> [INSTRUCTION]:
Report only the number of lines in the records that contain the word "excrétion".

> [ROWS]:
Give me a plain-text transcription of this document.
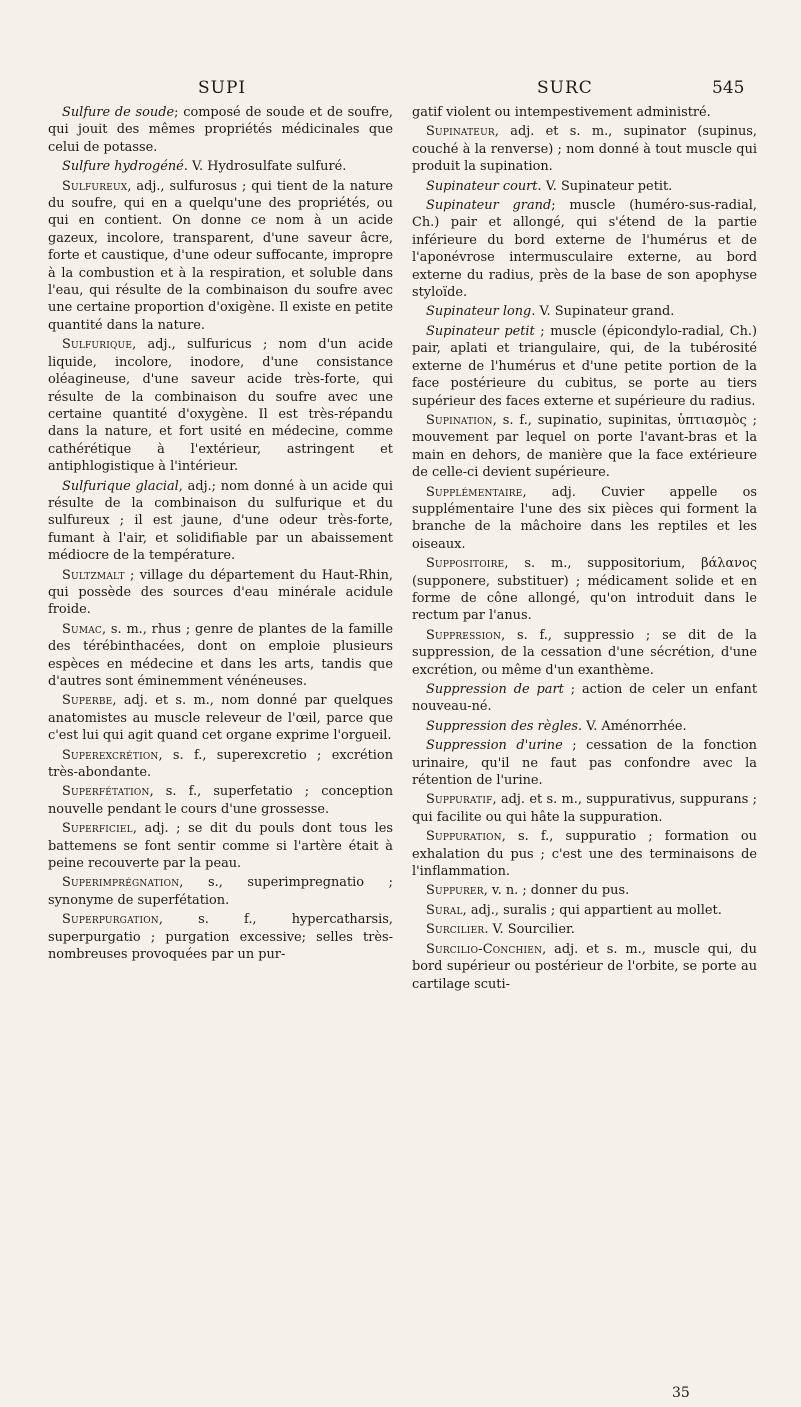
SUPI	SURC	545

Sulfure de soude; composé de soude et de soufre, qui jouit des mêmes propriétés médicinales que celui de potasse.

Sulfure hydrogéné. V. Hydrosulfate sulfuré.

Sulfureux, adj., sulfurosus ; qui tient de la nature du soufre, qui en a quelqu'une des propriétés, ou qui en contient. On donne ce nom à un acide gazeux, incolore, transparent, d'une saveur âcre, forte et caustique, d'une odeur suffocante, impropre à la combustion et à la respiration, et soluble dans l'eau, qui résulte de la combinaison du soufre avec une certaine proportion d'oxigène. Il existe en petite quantité dans la nature.

Sulfurique, adj., sulfuricus ; nom d'un acide liquide, incolore, inodore, d'une consistance oléagineuse, d'une saveur acide très-forte, qui résulte de la combinaison du soufre avec une certaine quantité d'oxygène. Il est très-répandu dans la nature, et fort usité en médecine, comme cathérétique à l'extérieur, astringent et antiphlogistique à l'intérieur.

Sulfurique glacial, adj.; nom donné à un acide qui résulte de la combinaison du sulfurique et du sulfureux ; il est jaune, d'une odeur très-forte, fumant à l'air, et solidifiable par un abaissement médiocre de la température.

Sultzmalt ; village du département du Haut-Rhin, qui possède des sources d'eau minérale acidule froide.

Sumac, s. m., rhus ; genre de plantes de la famille des térébinthacées, dont on emploie plusieurs espèces en médecine et dans les arts, tandis que d'autres sont éminemment vénéneuses.

Superbe, adj. et s. m., nom donné par quelques anatomistes au muscle releveur de l'œil, parce que c'est lui qui agit quand cet organe exprime l'orgueil.

Superexcrétion, s. f., superexcretio ; excrétion très-abondante.

Superfétation, s. f., superfetatio ; conception nouvelle pendant le cours d'une grossesse.

Superficiel, adj. ; se dit du pouls dont tous les battemens se font sentir comme si l'artère était à peine recouverte par la peau.

Superimprégnation, s., superimpregnatio ; synonyme de superfétation.

Superpurgation, s. f., hypercatharsis, superpurgatio ; purgation excessive; selles très-nombreuses provoquées par un pur-

gatif violent ou intempestivement administré.

Supinateur, adj. et s. m., supinator (supinus, couché à la renverse) ; nom donné à tout muscle qui produit la supination.

Supinateur court. V. Supinateur petit.

Supinateur grand; muscle (huméro-sus-radial, Ch.) pair et allongé, qui s'étend de la partie inférieure du bord externe de l'humérus et de l'aponévrose intermusculaire externe, au bord externe du radius, près de la base de son apophyse styloïde.

Supinateur long. V. Supinateur grand.

Supinateur petit ; muscle (épicondylo-radial, Ch.) pair, aplati et triangulaire, qui, de la tubérosité externe de l'humérus et d'une petite portion de la face postérieure du cubitus, se porte au tiers supérieur des faces externe et supérieure du radius.

Supination, s. f., supinatio, supinitas, ὑπτιασμὸς ; mouvement par lequel on porte l'avant-bras et la main en dehors, de manière que la face extérieure de celle-ci devient supérieure.

Supplémentaire, adj. Cuvier appelle os supplémentaire l'une des six pièces qui forment la branche de la mâchoire dans les reptiles et les oiseaux.

Suppositoire, s. m., suppositorium, βάλανος (supponere, substituer) ; médicament solide et en forme de cône allongé, qu'on introduit dans le rectum par l'anus.

Suppression, s. f., suppressio ; se dit de la suppression, de la cessation d'une sécrétion, d'une excrétion, ou même d'un exanthème.

Suppression de part ; action de celer un enfant nouveau-né.

Suppression des règles. V. Aménorrhée.

Suppression d'urine ; cessation de la fonction urinaire, qu'il ne faut pas confondre avec la rétention de l'urine.

Suppuratif, adj. et s. m., suppurativus, suppurans ; qui facilite ou qui hâte la suppuration.

Suppuration, s. f., suppuratio ; formation ou exhalation du pus ; c'est une des terminaisons de l'inflammation.

Suppurer, v. n. ; donner du pus.

Sural, adj., suralis ; qui appartient au mollet.

Surcilier. V. Sourcilier.

Surcilio-Conchien, adj. et s. m., muscle qui, du bord supérieur ou postérieur de l'orbite, se porte au cartilage scuti-

35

> [ANSWER TO THE TASK]:
2